*Set exercise*: Scan the data below. Pull out each line where "Bilayer" occurs.

(Dataset excerpt)
## START

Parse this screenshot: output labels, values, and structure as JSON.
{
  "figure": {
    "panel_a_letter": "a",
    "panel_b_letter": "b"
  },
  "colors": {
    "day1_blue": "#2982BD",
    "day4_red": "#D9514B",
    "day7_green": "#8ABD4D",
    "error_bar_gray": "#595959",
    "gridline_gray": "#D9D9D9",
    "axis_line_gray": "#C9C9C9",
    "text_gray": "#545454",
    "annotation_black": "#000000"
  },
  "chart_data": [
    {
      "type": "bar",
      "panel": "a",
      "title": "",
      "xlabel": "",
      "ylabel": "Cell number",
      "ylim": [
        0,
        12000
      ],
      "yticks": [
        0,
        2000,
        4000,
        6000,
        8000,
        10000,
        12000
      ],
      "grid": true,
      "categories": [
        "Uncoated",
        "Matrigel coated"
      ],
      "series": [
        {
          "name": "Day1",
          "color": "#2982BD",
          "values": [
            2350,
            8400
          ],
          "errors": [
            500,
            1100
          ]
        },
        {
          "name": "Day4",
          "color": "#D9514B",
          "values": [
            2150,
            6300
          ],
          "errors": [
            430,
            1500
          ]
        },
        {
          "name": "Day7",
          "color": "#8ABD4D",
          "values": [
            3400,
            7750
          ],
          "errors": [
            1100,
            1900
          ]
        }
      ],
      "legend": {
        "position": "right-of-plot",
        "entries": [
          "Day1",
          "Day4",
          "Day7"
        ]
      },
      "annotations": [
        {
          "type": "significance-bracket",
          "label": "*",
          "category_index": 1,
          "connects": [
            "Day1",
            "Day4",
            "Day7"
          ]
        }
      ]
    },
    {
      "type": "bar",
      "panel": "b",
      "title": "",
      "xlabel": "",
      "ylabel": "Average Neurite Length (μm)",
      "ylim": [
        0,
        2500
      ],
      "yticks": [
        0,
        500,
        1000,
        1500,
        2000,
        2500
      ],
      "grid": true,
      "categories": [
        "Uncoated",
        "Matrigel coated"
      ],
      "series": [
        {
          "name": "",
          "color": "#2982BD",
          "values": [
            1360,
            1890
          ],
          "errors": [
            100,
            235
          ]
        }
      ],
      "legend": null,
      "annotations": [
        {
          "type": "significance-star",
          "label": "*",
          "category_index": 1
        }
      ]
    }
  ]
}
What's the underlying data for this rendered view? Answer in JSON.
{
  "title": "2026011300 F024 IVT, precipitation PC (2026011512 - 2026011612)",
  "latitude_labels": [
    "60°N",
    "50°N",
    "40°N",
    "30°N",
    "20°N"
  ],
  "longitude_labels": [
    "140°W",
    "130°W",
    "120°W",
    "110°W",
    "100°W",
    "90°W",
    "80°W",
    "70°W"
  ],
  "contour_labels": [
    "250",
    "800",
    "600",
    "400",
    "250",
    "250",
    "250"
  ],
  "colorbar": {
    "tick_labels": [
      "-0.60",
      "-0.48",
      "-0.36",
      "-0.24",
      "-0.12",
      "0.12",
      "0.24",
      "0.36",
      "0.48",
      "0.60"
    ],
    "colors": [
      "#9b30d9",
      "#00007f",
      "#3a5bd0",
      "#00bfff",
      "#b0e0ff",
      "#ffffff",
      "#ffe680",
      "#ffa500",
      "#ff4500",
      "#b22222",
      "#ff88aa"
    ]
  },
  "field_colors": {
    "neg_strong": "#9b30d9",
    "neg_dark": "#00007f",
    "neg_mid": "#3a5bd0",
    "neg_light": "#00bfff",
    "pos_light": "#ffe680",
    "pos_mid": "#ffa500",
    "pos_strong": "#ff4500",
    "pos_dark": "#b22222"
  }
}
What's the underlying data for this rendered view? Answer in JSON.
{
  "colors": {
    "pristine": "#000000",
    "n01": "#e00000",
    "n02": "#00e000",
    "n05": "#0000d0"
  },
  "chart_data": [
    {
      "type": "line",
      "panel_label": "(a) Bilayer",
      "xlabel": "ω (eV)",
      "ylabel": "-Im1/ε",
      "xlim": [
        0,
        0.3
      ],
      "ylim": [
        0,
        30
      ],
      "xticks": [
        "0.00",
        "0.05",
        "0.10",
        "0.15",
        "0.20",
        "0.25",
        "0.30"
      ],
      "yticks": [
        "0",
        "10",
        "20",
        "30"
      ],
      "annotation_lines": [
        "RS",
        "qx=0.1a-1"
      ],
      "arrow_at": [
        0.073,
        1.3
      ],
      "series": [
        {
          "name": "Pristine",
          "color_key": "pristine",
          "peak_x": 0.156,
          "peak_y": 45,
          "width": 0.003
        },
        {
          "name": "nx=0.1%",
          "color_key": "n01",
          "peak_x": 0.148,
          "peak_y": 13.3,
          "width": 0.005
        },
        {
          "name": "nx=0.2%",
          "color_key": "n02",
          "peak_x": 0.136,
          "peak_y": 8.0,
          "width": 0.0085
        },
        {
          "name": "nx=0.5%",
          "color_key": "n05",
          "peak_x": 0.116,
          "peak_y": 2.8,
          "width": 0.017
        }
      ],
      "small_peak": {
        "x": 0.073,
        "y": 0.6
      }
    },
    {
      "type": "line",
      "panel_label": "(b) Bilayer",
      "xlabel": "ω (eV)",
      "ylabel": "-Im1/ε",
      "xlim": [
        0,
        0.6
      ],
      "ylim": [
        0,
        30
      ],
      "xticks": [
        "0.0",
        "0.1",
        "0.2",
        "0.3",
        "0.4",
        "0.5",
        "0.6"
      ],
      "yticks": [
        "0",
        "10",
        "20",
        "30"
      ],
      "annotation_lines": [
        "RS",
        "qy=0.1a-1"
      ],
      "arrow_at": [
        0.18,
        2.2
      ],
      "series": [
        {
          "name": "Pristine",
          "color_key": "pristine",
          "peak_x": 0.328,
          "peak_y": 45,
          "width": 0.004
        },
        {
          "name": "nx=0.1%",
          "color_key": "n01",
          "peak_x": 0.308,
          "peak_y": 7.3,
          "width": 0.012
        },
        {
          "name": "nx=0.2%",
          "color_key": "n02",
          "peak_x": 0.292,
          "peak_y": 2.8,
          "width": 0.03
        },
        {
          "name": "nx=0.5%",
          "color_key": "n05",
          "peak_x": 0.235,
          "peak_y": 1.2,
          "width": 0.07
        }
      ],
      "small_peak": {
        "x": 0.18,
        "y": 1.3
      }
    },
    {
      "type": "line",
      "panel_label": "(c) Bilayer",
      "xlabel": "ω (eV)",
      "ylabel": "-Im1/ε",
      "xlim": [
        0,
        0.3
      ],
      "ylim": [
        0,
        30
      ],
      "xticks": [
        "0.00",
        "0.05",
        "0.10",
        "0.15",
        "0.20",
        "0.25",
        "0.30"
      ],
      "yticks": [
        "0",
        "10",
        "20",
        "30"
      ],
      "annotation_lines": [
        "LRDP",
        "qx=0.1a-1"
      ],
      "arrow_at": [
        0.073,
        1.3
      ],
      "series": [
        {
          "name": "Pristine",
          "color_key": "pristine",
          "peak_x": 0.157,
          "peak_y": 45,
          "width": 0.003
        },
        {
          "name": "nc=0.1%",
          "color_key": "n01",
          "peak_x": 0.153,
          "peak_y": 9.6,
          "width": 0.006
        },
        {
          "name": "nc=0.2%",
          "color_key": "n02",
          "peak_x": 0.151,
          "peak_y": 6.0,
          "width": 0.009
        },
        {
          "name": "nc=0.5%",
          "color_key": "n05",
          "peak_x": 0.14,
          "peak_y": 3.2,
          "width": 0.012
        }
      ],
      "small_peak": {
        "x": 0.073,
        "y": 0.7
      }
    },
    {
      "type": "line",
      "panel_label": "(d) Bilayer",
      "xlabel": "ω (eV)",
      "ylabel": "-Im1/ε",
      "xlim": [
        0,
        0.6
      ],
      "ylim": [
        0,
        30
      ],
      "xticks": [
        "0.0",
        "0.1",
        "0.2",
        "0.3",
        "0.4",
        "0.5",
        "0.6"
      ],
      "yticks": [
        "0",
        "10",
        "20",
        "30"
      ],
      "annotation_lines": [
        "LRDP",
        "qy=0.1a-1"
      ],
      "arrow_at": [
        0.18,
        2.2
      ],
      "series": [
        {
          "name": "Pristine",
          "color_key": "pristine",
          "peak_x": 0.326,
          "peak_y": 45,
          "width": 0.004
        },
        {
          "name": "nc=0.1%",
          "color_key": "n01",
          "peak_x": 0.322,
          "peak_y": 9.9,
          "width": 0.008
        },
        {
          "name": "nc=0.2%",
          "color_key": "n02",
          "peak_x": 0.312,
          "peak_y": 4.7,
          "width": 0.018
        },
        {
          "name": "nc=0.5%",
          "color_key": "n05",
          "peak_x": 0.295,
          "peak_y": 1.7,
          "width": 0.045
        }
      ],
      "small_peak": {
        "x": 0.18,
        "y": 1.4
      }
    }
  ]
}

## END

*Solved exercise*:
      "panel_label": "(a) Bilayer",
      "panel_label": "(b) Bilayer",
      "panel_label": "(c) Bilayer",
      "panel_label": "(d) Bilayer",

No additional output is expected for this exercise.